Rows from a dataset

──────

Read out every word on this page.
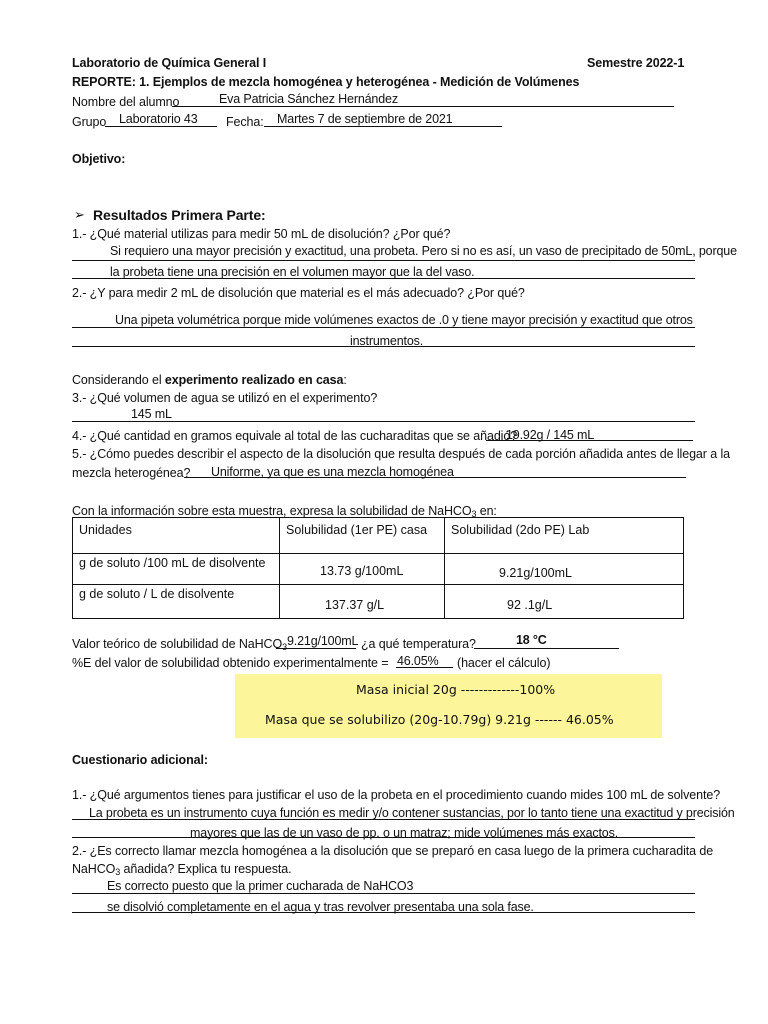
Laboratorio de Química General I	Semestre 2022-1
REPORTE: 1. Ejemplos de mezcla homogénea y heterogénea - Medición de Volúmenes
Nombre del alumno	Eva Patricia Sánchez Hernández
Grupo Laboratorio 43 Fecha: Martes 7 de septiembre de 2021
Objetivo:
➢ Resultados Primera Parte:
1.- ¿Qué material utilizas para medir 50 mL de disolución? ¿Por qué?
Si requiero una mayor precisión y exactitud, una probeta. Pero si no es así, un vaso de precipitado de 50mL, porque
la probeta tiene una precisión en el volumen mayor que la del vaso.
2.- ¿Y para medir 2 mL de disolución que material es el más adecuado? ¿Por qué?
Una pipeta volumétrica porque mide volúmenes exactos de .0 y tiene mayor precisión y exactitud que otros
instrumentos.
Considerando el experimento realizado en casa:
3.- ¿Qué volumen de agua se utilizó en el experimento?
145 mL
4.- ¿Qué cantidad en gramos equivale al total de las cucharaditas que se añadió?
19.92g / 145 mL
5.- ¿Cómo puedes describir el aspecto de la disolución que resulta después de cada porción añadida antes de llegar a la
mezcla heterogénea? Uniforme, ya que es una mezcla homogénea
Con la información sobre esta muestra, expresa la solubilidad de NaHCO$_3$ en:
Unidades	Solubilidad (1er PE) casa	Solubilidad (2do PE) Lab
g de soluto /100 mL de disolvente	13.73 g/100mL	9.21g/100mL
g de soluto / L de disolvente	137.37 g/L	92 .1g/L
Valor teórico de solubilidad de NaHCO$_3$ 9.21g/100mL ¿a qué temperatura?	18 °C
%E del valor de solubilidad obtenido experimentalmente = 46.05% (hacer el cálculo)
Masa inicial 20g -------------100%
Masa que se solubilizo (20g-10.79g) 9.21g ------ 46.05%
Cuestionario adicional:
1.- ¿Qué argumentos tienes para justificar el uso de la probeta en el procedimiento cuando mides 100 mL de solvente?
La probeta es un instrumento cuya función es medir y/o contener sustancias, por lo tanto tiene una exactitud y precisión
mayores que las de un vaso de pp. o un matraz; mide volúmenes más exactos.
2.- ¿Es correcto llamar mezcla homogénea a la disolución que se preparó en casa luego de la primera cucharadita de
NaHCO$_3$ añadida? Explica tu respuesta.
Es correcto puesto que la primer cucharada de NaHCO3
se disolvió completamente en el agua y tras revolver presentaba una sola fase.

──────

• **SHORT PROBLEM**
Every record must be copied exactly, with the pictures left out.

• **WRITTEN ANSWER**
Read out every word on this page.
Laboratorio de Química General I	Semestre 2022-1
REPORTE: 1. Ejemplos de mezcla homogénea y heterogénea - Medición de Volúmenes
Nombre del alumno	Eva Patricia Sánchez Hernández
Grupo Laboratorio 43 Fecha: Martes 7 de septiembre de 2021
Objetivo:
➢ Resultados Primera Parte:
1.- ¿Qué material utilizas para medir 50 mL de disolución? ¿Por qué?
Si requiero una mayor precisión y exactitud, una probeta. Pero si no es así, un vaso de precipitado de 50mL, porque
la probeta tiene una precisión en el volumen mayor que la del vaso.
2.- ¿Y para medir 2 mL de disolución que material es el más adecuado? ¿Por qué?
Una pipeta volumétrica porque mide volúmenes exactos de .0 y tiene mayor precisión y exactitud que otros
instrumentos.
Considerando el experimento realizado en casa:
3.- ¿Qué volumen de agua se utilizó en el experimento?
145 mL
4.- ¿Qué cantidad en gramos equivale al total de las cucharaditas que se añadió?
19.92g / 145 mL
5.- ¿Cómo puedes describir el aspecto de la disolución que resulta después de cada porción añadida antes de llegar a la
mezcla heterogénea? Uniforme, ya que es una mezcla homogénea
Con la información sobre esta muestra, expresa la solubilidad de NaHCO$_3$ en:
Unidades	Solubilidad (1er PE) casa	Solubilidad (2do PE) Lab
g de soluto /100 mL de disolvente	13.73 g/100mL	9.21g/100mL
g de soluto / L de disolvente	137.37 g/L	92 .1g/L
Valor teórico de solubilidad de NaHCO$_3$ 9.21g/100mL ¿a qué temperatura?	18 °C
%E del valor de solubilidad obtenido experimentalmente = 46.05% (hacer el cálculo)
Masa inicial 20g -------------100%
Masa que se solubilizo (20g-10.79g) 9.21g ------ 46.05%
Cuestionario adicional:
1.- ¿Qué argumentos tienes para justificar el uso de la probeta en el procedimiento cuando mides 100 mL de solvente?
La probeta es un instrumento cuya función es medir y/o contener sustancias, por lo tanto tiene una exactitud y precisión
mayores que las de un vaso de pp. o un matraz; mide volúmenes más exactos.
2.- ¿Es correcto llamar mezcla homogénea a la disolución que se preparó en casa luego de la primera cucharadita de
NaHCO$_3$ añadida? Explica tu respuesta.
Es correcto puesto que la primer cucharada de NaHCO3
se disolvió completamente en el agua y tras revolver presentaba una sola fase.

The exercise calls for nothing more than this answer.